=== Goal of the exercise ===
Please copy every line of the records below with no changes, leaving out the pictures.

**** Record excerpts ****

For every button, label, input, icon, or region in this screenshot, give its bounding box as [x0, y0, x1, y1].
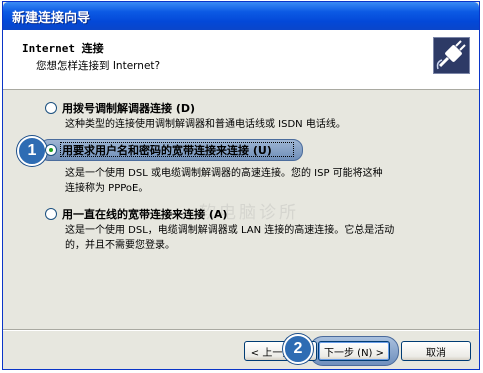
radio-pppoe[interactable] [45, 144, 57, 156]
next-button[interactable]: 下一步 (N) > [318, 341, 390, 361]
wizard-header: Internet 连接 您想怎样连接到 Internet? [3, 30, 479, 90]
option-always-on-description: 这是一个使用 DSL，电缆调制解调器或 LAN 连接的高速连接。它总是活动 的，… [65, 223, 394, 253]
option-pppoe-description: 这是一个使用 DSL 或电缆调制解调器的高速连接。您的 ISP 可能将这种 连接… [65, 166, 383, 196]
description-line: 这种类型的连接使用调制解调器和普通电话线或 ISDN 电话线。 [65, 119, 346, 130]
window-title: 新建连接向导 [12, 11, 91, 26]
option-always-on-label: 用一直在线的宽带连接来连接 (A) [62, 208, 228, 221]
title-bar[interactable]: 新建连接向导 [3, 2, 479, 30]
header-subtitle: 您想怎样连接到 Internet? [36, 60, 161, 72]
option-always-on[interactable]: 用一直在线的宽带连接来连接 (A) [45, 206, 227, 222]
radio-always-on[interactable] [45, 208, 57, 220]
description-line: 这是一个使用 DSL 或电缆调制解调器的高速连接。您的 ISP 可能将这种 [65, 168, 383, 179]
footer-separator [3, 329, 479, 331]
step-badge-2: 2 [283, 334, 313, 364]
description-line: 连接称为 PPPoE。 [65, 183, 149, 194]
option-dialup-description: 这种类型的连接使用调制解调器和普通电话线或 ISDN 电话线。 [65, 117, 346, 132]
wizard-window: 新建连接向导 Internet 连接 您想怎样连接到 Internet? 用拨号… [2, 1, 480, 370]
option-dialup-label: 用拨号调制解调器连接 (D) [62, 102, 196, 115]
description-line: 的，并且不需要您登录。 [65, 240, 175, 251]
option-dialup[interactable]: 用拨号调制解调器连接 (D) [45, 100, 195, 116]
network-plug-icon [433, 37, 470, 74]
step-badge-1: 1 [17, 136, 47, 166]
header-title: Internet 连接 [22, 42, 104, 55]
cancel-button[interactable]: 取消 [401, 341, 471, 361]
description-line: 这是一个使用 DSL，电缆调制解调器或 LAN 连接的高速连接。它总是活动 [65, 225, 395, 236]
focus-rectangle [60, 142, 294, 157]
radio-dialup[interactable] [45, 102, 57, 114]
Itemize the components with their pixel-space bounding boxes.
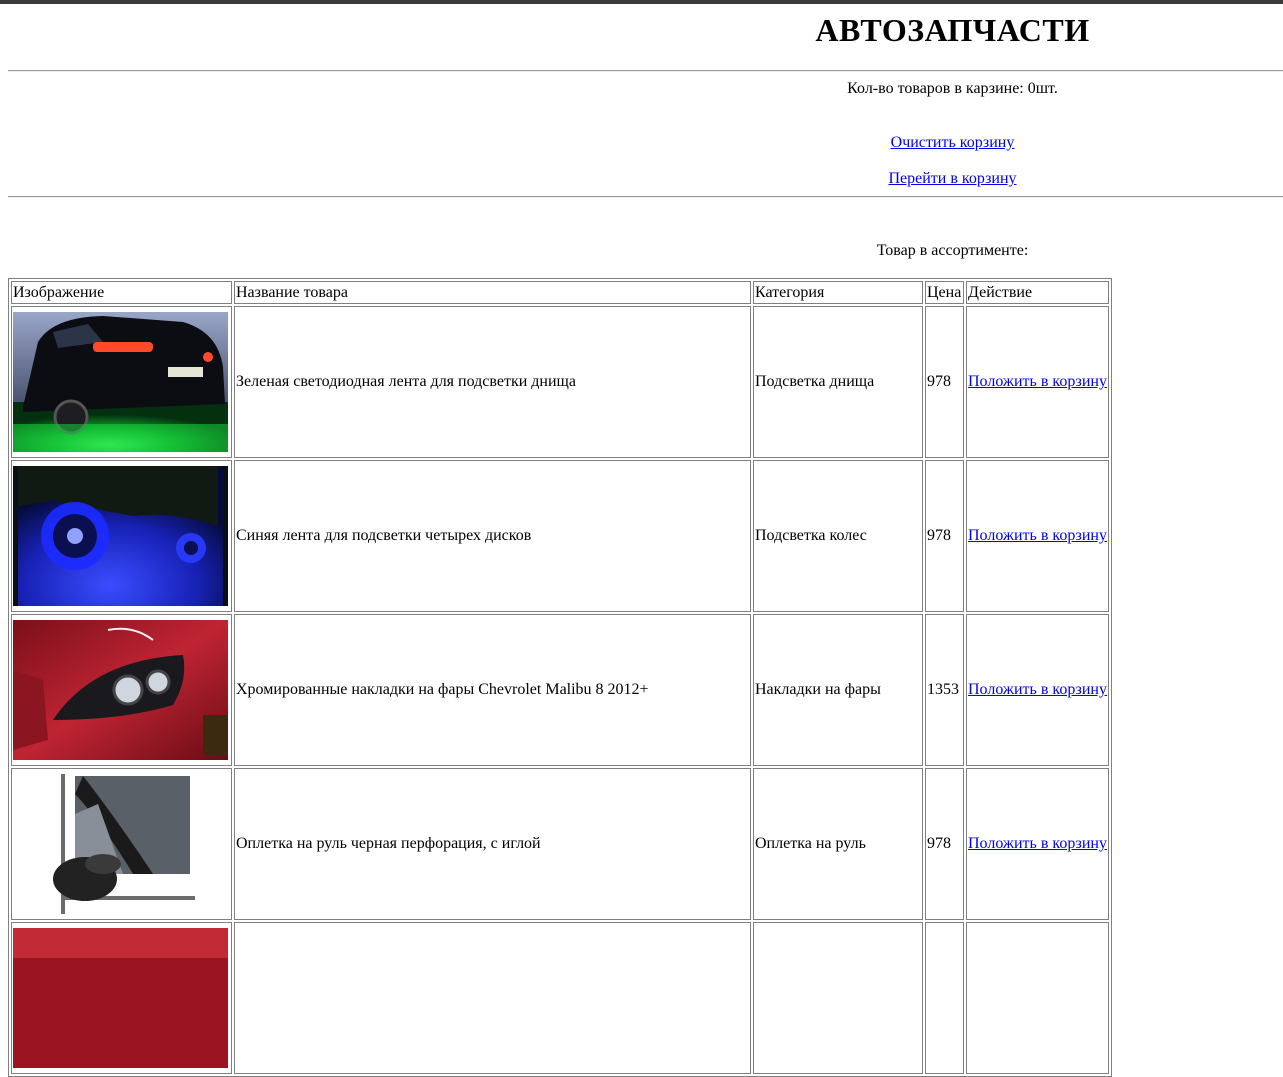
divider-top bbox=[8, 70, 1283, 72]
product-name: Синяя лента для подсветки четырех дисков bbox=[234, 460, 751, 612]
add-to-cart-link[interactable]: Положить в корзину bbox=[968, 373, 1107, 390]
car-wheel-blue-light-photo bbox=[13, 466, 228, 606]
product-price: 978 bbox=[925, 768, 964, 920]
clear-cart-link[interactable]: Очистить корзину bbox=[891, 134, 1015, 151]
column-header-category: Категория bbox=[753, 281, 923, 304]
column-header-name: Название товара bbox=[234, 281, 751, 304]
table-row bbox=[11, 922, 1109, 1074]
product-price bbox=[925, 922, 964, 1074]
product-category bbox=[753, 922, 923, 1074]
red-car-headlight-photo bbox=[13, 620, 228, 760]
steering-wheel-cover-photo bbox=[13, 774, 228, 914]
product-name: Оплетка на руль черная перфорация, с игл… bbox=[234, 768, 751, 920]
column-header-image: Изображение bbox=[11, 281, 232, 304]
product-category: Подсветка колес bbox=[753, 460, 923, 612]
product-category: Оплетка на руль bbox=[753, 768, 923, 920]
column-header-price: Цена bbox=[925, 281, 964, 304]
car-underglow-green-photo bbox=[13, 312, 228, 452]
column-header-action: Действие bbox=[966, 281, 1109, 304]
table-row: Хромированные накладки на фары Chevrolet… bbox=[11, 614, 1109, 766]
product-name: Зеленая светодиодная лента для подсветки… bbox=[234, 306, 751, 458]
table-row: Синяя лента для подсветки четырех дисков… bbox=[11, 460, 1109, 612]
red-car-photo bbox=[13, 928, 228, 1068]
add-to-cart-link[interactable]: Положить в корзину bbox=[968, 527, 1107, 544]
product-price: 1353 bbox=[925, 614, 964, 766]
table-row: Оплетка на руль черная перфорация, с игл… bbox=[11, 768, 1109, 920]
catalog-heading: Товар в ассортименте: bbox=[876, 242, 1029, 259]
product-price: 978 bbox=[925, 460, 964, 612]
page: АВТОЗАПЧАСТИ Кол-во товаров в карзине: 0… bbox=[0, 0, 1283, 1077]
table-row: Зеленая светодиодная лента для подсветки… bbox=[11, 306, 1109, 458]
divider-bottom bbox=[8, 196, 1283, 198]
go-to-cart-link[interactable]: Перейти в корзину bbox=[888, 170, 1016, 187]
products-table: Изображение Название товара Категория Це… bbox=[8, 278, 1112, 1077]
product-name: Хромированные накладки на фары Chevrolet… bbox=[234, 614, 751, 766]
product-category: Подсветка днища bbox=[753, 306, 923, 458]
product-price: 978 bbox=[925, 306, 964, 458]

****

=== Worked solution ===
For every button, label, input, icon, or region in this screenshot, give its bounding box as [x0, y0, x1, y1].
radio-pppoe[interactable] [45, 144, 57, 156]
next-button[interactable]: 下一步 (N) > [318, 341, 390, 361]
wizard-header: Internet 连接 您想怎样连接到 Internet? [3, 30, 479, 90]
option-always-on-description: 这是一个使用 DSL，电缆调制解调器或 LAN 连接的高速连接。它总是活动 的，… [65, 223, 394, 253]
option-pppoe-description: 这是一个使用 DSL 或电缆调制解调器的高速连接。您的 ISP 可能将这种 连接… [65, 166, 383, 196]
description-line: 这种类型的连接使用调制解调器和普通电话线或 ISDN 电话线。 [65, 119, 346, 130]
window-title: 新建连接向导 [12, 11, 91, 26]
option-always-on-label: 用一直在线的宽带连接来连接 (A) [62, 208, 228, 221]
title-bar[interactable]: 新建连接向导 [3, 2, 479, 30]
header-subtitle: 您想怎样连接到 Internet? [36, 60, 161, 72]
option-always-on[interactable]: 用一直在线的宽带连接来连接 (A) [45, 206, 227, 222]
radio-always-on[interactable] [45, 208, 57, 220]
description-line: 这是一个使用 DSL 或电缆调制解调器的高速连接。您的 ISP 可能将这种 [65, 168, 383, 179]
footer-separator [3, 329, 479, 331]
step-badge-2: 2 [283, 334, 313, 364]
description-line: 连接称为 PPPoE。 [65, 183, 149, 194]
option-dialup-description: 这种类型的连接使用调制解调器和普通电话线或 ISDN 电话线。 [65, 117, 346, 132]
wizard-window: 新建连接向导 Internet 连接 您想怎样连接到 Internet? 用拨号… [2, 1, 480, 370]
option-dialup-label: 用拨号调制解调器连接 (D) [62, 102, 196, 115]
description-line: 的，并且不需要您登录。 [65, 240, 175, 251]
option-dialup[interactable]: 用拨号调制解调器连接 (D) [45, 100, 195, 116]
network-plug-icon [433, 37, 470, 74]
step-badge-1: 1 [17, 136, 47, 166]
header-title: Internet 连接 [22, 42, 104, 55]
cancel-button[interactable]: 取消 [401, 341, 471, 361]
description-line: 这是一个使用 DSL，电缆调制解调器或 LAN 连接的高速连接。它总是活动 [65, 225, 395, 236]
focus-rectangle [60, 142, 294, 157]
radio-dialup[interactable] [45, 102, 57, 114]
Itemize the components with their pixel-space bounding boxes.
divider-top bbox=[8, 70, 1283, 72]
product-name: Синяя лента для подсветки четырех дисков bbox=[234, 460, 751, 612]
add-to-cart-link[interactable]: Положить в корзину bbox=[968, 373, 1107, 390]
car-wheel-blue-light-photo bbox=[13, 466, 228, 606]
product-price: 978 bbox=[925, 768, 964, 920]
clear-cart-link[interactable]: Очистить корзину bbox=[891, 134, 1015, 151]
column-header-category: Категория bbox=[753, 281, 923, 304]
column-header-name: Название товара bbox=[234, 281, 751, 304]
table-row bbox=[11, 922, 1109, 1074]
product-price bbox=[925, 922, 964, 1074]
product-category bbox=[753, 922, 923, 1074]
red-car-headlight-photo bbox=[13, 620, 228, 760]
steering-wheel-cover-photo bbox=[13, 774, 228, 914]
product-name: Оплетка на руль черная перфорация, с игл… bbox=[234, 768, 751, 920]
column-header-image: Изображение bbox=[11, 281, 232, 304]
product-category: Подсветка колес bbox=[753, 460, 923, 612]
product-category: Оплетка на руль bbox=[753, 768, 923, 920]
column-header-price: Цена bbox=[925, 281, 964, 304]
car-underglow-green-photo bbox=[13, 312, 228, 452]
column-header-action: Действие bbox=[966, 281, 1109, 304]
table-row: Хромированные накладки на фары Chevrolet… bbox=[11, 614, 1109, 766]
product-name: Зеленая светодиодная лента для подсветки… bbox=[234, 306, 751, 458]
table-row: Синяя лента для подсветки четырех дисков… bbox=[11, 460, 1109, 612]
red-car-photo bbox=[13, 928, 228, 1068]
add-to-cart-link[interactable]: Положить в корзину bbox=[968, 527, 1107, 544]
product-price: 1353 bbox=[925, 614, 964, 766]
table-row: Оплетка на руль черная перфорация, с игл… bbox=[11, 768, 1109, 920]
catalog-heading: Товар в ассортименте: bbox=[876, 242, 1029, 259]
product-price: 978 bbox=[925, 460, 964, 612]
page: АВТОЗАПЧАСТИ Кол-во товаров в карзине: 0… bbox=[0, 0, 1283, 1077]
table-row: Зеленая светодиодная лента для подсветки… bbox=[11, 306, 1109, 458]
divider-bottom bbox=[8, 196, 1283, 198]
go-to-cart-link[interactable]: Перейти в корзину bbox=[888, 170, 1016, 187]
products-table: Изображение Название товара Категория Це… bbox=[8, 278, 1112, 1077]
product-name: Хромированные накладки на фары Chevrolet… bbox=[234, 614, 751, 766]
product-category: Подсветка днища bbox=[753, 306, 923, 458]
product-price: 978 bbox=[925, 306, 964, 458]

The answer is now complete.